(Recorded data)
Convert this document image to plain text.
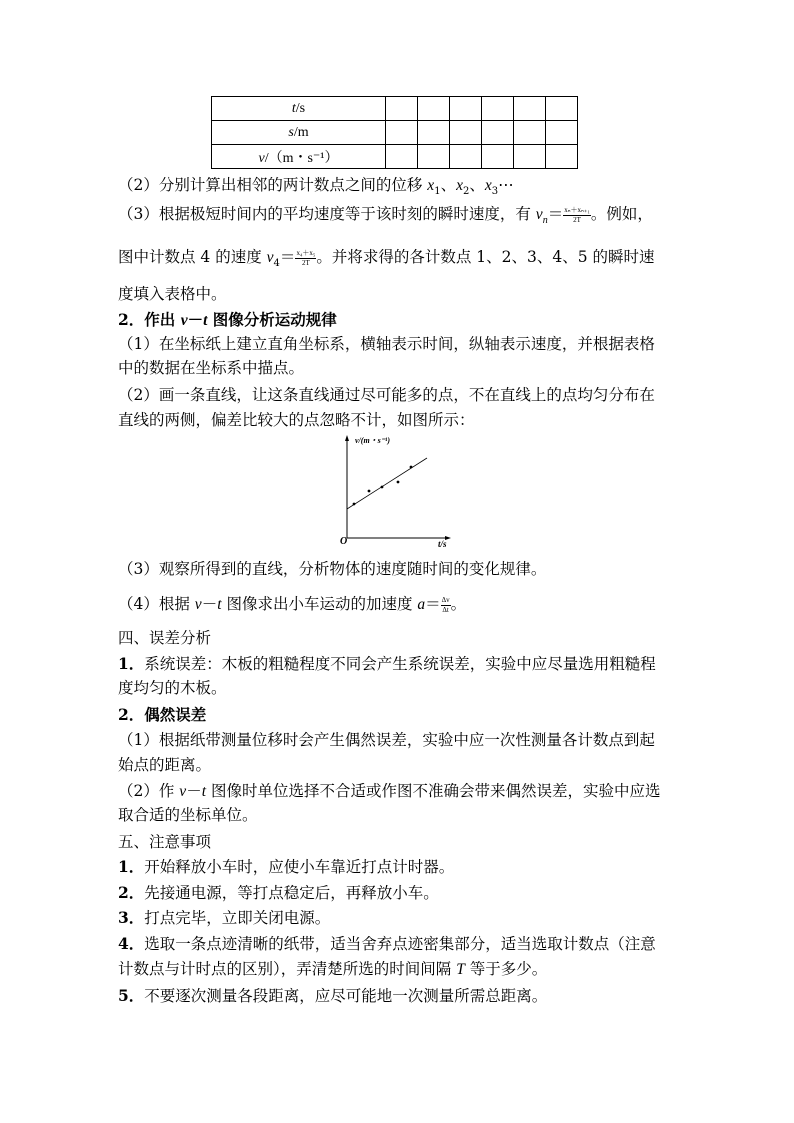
t/s						
s/m						
v/（m・s⁻¹）						
（2）分别计算出相邻的两计数点之间的位移 $x_1$、$x_2$、$x_3\cdots$
（3）根据极短时间内的平均速度等于该时刻的瞬时速度，有 $v_n= \frac{\text{xₙ＋xₙ₊₁}}{2T}$ 。例如，
图中计数点 4 的速度 $v_4= \frac{\text{x₄＋x₅}}{2T}$ 。并将求得的各计数点 1、2、3、4、5 的瞬时速
度填入表格中。
2．作出 v－t 图像分析运动规律
（1）在坐标纸上建立直角坐标系，横轴表示时间，纵轴表示速度，并根据表格
中的数据在坐标系中描点。
（2）画一条直线，让这条直线通过尽可能多的点，不在直线上的点均匀分布在
直线的两侧，偏差比较大的点忽略不计，如图所示：
v/(m・s⁻¹)
O	t/s
（3）观察所得到的直线，分析物体的速度随时间的变化规律。
（4）根据 v－t 图像求出小车运动的加速度 $a= \frac{\Delta v}{\Delta t}$ 。
四、误差分析
1．系统误差：木板的粗糙程度不同会产生系统误差，实验中应尽量选用粗糙程
度均匀的木板。
2．偶然误差
（1）根据纸带测量位移时会产生偶然误差，实验中应一次性测量各计数点到起
始点的距离。
（2）作 v－t 图像时单位选择不合适或作图不准确会带来偶然误差，实验中应选
取合适的坐标单位。
五、注意事项
1．开始释放小车时，应使小车靠近打点计时器。
2．先接通电源，等打点稳定后，再释放小车。
3．打点完毕，立即关闭电源。
4．选取一条点迹清晰的纸带，适当舍弃点迹密集部分，适当选取计数点（注意
计数点与计时点的区别），弄清楚所选的时间间隔 T 等于多少。
5．不要逐次测量各段距离，应尽可能地一次测量所需总距离。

Given exercise => Pictures are to be left out; repeat all the remaining data exactly.

Result below =>
Convert this document image to plain text.
t/s						
s/m						
v/（m・s⁻¹）						
（2）分别计算出相邻的两计数点之间的位移 $x_1$、$x_2$、$x_3\cdots$
（3）根据极短时间内的平均速度等于该时刻的瞬时速度，有 $v_n= \frac{\text{xₙ＋xₙ₊₁}}{2T}$ 。例如，
图中计数点 4 的速度 $v_4= \frac{\text{x₄＋x₅}}{2T}$ 。并将求得的各计数点 1、2、3、4、5 的瞬时速
度填入表格中。
2．作出 v－t 图像分析运动规律
（1）在坐标纸上建立直角坐标系，横轴表示时间，纵轴表示速度，并根据表格
中的数据在坐标系中描点。
（2）画一条直线，让这条直线通过尽可能多的点，不在直线上的点均匀分布在
直线的两侧，偏差比较大的点忽略不计，如图所示：
v/(m・s⁻¹)
O	t/s
（3）观察所得到的直线，分析物体的速度随时间的变化规律。
（4）根据 v－t 图像求出小车运动的加速度 $a= \frac{\Delta v}{\Delta t}$ 。
四、误差分析
1．系统误差：木板的粗糙程度不同会产生系统误差，实验中应尽量选用粗糙程
度均匀的木板。
2．偶然误差
（1）根据纸带测量位移时会产生偶然误差，实验中应一次性测量各计数点到起
始点的距离。
（2）作 v－t 图像时单位选择不合适或作图不准确会带来偶然误差，实验中应选
取合适的坐标单位。
五、注意事项
1．开始释放小车时，应使小车靠近打点计时器。
2．先接通电源，等打点稳定后，再释放小车。
3．打点完毕，立即关闭电源。
4．选取一条点迹清晰的纸带，适当舍弃点迹密集部分，适当选取计数点（注意
计数点与计时点的区别），弄清楚所选的时间间隔 T 等于多少。
5．不要逐次测量各段距离，应尽可能地一次测量所需总距离。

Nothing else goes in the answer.